-- begin Task input --

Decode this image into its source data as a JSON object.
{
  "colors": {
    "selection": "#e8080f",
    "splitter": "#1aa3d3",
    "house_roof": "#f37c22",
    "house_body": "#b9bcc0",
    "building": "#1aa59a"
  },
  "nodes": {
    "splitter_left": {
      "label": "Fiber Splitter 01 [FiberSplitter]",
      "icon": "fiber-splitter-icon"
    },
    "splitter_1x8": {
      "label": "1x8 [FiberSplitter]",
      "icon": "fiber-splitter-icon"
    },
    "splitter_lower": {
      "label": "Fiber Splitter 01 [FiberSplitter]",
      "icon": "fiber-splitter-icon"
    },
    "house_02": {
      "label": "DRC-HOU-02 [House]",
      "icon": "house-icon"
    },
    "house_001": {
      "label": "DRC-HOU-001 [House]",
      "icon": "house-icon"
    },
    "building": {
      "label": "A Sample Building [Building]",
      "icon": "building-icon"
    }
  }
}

-- end Task input --
-- begin Task input --

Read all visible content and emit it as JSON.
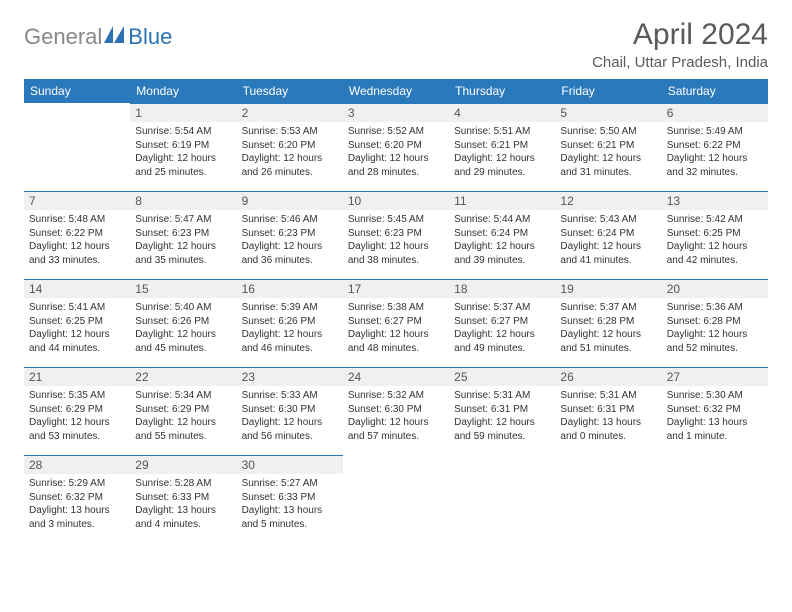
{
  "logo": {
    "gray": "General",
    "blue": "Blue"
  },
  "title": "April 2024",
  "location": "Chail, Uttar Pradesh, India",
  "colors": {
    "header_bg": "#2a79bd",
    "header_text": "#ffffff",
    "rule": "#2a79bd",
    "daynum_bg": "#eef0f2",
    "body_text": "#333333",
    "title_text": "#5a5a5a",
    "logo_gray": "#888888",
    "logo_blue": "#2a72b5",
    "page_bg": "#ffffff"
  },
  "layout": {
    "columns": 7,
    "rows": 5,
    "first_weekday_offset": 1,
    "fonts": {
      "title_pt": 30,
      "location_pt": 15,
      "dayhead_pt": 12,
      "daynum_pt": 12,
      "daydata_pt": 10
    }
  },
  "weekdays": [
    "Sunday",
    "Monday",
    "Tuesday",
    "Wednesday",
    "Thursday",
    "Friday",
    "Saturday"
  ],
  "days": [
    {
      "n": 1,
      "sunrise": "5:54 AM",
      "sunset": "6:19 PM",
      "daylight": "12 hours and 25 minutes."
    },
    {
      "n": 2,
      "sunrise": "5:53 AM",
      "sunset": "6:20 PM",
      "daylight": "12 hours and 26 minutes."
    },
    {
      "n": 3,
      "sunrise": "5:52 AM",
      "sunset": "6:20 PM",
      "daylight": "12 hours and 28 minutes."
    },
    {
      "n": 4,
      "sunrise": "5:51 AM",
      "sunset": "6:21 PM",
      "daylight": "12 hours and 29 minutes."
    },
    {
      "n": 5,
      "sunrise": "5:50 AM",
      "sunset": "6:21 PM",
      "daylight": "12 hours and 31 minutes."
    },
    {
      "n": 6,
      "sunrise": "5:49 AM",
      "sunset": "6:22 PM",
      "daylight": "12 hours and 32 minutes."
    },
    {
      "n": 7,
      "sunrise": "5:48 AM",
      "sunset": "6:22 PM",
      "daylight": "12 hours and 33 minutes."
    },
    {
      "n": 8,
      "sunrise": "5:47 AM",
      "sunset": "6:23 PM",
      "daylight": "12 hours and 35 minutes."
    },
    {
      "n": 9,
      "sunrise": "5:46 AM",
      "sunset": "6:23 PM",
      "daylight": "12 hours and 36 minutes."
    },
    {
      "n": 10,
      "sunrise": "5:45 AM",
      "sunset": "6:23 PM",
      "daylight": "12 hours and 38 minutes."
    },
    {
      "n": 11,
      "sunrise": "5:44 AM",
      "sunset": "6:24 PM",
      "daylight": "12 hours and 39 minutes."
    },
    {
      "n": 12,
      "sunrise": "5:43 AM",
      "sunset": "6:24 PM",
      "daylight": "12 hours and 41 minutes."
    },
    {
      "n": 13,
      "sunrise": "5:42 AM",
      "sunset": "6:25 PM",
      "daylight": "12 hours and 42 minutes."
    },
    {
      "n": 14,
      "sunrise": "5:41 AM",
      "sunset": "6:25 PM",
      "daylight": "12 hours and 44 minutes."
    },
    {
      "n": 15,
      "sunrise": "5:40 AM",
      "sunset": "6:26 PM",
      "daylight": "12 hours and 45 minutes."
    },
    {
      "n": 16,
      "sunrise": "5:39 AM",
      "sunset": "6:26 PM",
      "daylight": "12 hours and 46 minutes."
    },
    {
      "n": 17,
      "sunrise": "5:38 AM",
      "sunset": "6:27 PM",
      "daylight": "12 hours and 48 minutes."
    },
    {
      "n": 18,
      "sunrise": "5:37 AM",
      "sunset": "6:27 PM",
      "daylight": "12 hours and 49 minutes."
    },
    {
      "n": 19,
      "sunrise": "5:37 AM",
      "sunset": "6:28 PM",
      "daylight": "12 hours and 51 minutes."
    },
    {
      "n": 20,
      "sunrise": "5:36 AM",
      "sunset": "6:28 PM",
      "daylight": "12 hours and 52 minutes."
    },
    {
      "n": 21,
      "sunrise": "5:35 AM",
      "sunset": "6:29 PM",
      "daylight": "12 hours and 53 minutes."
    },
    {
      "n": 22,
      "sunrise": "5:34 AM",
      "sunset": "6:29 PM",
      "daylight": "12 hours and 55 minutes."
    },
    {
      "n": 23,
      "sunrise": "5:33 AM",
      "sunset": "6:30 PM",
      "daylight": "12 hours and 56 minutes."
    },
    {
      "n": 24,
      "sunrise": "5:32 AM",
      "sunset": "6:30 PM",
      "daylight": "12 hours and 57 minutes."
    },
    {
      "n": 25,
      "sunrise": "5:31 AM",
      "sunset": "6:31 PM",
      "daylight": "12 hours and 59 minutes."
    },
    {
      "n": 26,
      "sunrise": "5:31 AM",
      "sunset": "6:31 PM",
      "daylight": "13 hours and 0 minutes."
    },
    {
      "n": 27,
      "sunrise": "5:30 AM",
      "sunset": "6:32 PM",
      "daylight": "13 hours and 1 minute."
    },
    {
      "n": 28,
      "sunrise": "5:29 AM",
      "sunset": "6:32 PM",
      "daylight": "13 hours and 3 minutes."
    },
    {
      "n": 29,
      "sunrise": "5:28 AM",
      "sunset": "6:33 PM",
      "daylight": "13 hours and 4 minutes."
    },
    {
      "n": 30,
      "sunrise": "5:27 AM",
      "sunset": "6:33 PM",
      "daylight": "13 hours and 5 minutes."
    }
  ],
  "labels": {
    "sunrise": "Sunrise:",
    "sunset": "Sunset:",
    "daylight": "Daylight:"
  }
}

-- end Task input --

Only lines that contain the word "JSON" are wanted; copy each of them.

> [Solution to this problem]
Decode this image into its source data as a JSON object.
Read all visible content and emit it as JSON.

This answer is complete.